» **WORK TO BE COMPLETED**: Note each line of the listing that contains the string "panel", and copy it.

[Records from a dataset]
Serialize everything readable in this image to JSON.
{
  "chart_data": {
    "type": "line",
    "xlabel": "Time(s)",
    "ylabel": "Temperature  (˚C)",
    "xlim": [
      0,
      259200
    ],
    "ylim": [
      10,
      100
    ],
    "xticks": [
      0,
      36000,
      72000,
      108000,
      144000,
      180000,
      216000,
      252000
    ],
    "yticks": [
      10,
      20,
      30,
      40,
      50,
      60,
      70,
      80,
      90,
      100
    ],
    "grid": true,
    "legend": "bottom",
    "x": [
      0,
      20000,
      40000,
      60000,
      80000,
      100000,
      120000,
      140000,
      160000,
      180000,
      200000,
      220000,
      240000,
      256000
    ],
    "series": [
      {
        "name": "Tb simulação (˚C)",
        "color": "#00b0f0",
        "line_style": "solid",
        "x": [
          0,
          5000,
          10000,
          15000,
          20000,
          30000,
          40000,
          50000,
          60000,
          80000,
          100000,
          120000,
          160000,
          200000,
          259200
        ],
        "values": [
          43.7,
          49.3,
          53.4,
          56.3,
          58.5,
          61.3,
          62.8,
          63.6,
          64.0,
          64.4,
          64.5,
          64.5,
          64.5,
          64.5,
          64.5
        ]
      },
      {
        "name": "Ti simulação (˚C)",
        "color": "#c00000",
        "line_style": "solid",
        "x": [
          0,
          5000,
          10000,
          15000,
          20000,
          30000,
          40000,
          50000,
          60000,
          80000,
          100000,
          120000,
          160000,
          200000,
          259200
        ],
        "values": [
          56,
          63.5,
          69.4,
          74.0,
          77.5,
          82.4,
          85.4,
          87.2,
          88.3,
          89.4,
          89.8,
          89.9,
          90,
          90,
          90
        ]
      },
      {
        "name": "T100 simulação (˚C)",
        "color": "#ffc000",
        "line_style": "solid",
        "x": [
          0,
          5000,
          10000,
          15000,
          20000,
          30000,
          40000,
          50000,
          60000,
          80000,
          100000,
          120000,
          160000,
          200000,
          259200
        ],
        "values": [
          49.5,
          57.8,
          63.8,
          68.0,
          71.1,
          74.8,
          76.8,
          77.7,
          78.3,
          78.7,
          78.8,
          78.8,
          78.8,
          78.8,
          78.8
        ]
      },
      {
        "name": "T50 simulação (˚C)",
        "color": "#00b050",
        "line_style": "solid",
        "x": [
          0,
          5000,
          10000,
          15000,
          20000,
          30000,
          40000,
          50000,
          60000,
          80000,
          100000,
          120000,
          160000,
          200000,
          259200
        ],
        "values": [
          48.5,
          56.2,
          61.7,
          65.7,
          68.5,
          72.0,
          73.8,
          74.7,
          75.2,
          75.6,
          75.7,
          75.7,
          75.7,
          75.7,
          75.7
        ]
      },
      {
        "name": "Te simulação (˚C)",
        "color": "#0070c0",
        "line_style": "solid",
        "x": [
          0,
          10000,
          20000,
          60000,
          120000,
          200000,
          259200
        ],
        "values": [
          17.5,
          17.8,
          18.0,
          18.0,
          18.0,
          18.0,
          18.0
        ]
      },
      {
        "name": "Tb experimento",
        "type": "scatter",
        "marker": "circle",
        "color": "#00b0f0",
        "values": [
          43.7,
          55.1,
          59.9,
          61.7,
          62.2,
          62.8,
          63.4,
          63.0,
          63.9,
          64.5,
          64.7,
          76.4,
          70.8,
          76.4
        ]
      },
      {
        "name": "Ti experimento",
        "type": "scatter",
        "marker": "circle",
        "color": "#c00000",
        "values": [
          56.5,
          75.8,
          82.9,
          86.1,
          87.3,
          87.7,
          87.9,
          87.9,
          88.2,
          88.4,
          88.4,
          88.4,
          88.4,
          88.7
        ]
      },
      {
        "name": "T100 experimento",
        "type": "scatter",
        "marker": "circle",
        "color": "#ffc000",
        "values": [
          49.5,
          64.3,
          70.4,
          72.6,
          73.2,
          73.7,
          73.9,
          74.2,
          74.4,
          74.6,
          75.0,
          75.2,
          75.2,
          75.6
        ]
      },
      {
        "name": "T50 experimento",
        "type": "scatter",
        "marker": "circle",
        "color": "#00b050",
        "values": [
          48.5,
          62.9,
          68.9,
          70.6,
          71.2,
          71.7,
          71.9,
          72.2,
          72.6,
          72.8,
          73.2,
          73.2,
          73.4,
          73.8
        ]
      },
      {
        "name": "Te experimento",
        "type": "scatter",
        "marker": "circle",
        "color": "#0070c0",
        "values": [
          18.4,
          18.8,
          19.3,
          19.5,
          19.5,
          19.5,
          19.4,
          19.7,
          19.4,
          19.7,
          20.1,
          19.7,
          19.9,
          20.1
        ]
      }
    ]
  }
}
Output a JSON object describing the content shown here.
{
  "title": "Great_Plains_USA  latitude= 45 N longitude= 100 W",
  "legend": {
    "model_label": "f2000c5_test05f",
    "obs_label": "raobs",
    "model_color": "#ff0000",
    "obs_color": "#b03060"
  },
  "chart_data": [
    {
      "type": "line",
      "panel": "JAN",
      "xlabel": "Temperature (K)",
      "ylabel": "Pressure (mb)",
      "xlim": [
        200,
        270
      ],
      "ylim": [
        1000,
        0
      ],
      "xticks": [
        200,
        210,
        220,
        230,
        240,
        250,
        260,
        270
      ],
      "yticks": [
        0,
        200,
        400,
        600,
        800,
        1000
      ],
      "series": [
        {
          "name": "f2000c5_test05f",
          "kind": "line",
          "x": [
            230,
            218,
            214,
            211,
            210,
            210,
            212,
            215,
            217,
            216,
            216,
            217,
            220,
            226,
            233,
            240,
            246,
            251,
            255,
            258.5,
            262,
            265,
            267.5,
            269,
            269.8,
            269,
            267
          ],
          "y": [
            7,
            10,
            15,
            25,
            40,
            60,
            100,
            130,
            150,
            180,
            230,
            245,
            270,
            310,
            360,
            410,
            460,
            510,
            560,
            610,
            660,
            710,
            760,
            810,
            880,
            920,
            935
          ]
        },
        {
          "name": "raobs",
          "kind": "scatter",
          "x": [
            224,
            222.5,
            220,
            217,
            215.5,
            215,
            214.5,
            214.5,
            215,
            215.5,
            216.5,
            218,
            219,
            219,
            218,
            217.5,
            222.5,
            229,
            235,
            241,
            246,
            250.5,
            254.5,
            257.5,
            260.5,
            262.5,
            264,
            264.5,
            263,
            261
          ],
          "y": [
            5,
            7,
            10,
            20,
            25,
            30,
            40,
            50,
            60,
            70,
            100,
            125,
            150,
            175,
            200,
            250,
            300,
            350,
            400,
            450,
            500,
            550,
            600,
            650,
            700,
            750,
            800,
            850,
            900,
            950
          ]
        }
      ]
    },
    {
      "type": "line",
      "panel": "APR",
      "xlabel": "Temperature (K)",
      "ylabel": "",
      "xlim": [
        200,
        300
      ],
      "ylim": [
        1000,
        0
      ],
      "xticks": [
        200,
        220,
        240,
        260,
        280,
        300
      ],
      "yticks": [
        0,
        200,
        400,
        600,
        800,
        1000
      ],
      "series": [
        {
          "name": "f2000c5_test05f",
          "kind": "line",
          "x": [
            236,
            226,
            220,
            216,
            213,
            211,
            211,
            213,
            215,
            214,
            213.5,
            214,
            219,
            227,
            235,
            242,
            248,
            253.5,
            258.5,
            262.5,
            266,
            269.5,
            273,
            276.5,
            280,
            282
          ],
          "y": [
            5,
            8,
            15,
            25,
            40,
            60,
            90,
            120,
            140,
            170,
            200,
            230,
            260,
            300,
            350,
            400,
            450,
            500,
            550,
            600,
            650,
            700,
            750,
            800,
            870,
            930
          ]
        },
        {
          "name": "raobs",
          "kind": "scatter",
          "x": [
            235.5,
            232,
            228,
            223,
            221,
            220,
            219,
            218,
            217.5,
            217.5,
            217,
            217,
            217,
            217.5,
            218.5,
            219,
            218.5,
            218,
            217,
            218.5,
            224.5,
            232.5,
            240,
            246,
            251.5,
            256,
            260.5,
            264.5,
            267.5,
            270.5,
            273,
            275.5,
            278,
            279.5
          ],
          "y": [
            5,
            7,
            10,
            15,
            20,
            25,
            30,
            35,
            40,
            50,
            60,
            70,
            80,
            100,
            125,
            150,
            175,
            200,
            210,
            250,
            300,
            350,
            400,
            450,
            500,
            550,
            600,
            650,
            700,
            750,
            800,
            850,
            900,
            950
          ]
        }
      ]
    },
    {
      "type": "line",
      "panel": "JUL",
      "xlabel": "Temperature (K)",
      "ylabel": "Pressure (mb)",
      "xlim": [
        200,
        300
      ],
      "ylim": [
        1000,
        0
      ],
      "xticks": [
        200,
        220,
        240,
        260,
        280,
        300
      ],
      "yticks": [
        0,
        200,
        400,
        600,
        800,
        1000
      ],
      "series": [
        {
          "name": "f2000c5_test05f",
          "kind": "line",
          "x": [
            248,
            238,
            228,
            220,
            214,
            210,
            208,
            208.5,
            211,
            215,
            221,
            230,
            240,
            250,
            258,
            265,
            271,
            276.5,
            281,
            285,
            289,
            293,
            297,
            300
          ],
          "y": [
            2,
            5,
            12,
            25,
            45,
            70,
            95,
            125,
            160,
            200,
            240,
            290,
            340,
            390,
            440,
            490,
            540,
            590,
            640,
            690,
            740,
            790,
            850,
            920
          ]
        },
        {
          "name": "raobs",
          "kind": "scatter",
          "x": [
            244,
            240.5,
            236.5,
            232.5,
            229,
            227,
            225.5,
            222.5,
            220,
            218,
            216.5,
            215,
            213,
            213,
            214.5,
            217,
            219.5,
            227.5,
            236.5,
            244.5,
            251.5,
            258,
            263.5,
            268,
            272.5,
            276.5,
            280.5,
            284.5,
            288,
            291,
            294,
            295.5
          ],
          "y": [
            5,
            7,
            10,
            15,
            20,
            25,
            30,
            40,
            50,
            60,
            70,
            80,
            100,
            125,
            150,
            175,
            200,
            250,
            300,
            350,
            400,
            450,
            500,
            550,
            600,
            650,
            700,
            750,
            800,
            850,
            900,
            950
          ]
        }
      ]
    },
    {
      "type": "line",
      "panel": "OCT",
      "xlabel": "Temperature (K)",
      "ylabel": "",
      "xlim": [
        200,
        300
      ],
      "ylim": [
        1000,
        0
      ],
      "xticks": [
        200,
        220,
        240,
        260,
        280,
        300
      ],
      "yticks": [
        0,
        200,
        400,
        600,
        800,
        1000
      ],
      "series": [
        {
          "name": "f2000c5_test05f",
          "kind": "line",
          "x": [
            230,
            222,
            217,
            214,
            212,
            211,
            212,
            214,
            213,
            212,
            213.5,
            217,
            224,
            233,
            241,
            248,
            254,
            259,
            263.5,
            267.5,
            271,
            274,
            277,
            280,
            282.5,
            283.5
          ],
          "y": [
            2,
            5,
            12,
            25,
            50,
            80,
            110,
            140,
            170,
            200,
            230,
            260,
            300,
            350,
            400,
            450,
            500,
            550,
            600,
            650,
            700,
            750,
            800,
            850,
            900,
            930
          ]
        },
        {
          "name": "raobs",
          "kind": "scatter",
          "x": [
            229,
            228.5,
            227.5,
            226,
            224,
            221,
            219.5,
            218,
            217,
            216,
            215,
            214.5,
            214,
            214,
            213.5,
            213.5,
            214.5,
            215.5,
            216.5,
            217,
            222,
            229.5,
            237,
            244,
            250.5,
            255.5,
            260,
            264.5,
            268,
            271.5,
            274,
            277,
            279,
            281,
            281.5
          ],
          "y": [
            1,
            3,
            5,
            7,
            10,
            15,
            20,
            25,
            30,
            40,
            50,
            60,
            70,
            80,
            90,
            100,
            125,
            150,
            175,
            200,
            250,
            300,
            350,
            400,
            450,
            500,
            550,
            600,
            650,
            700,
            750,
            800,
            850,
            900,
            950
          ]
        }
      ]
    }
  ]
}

» **RESPONSE TO THIS EXERCISE**:
      "panel": "JAN",
      "panel": "APR",
      "panel": "JUL",
      "panel": "OCT",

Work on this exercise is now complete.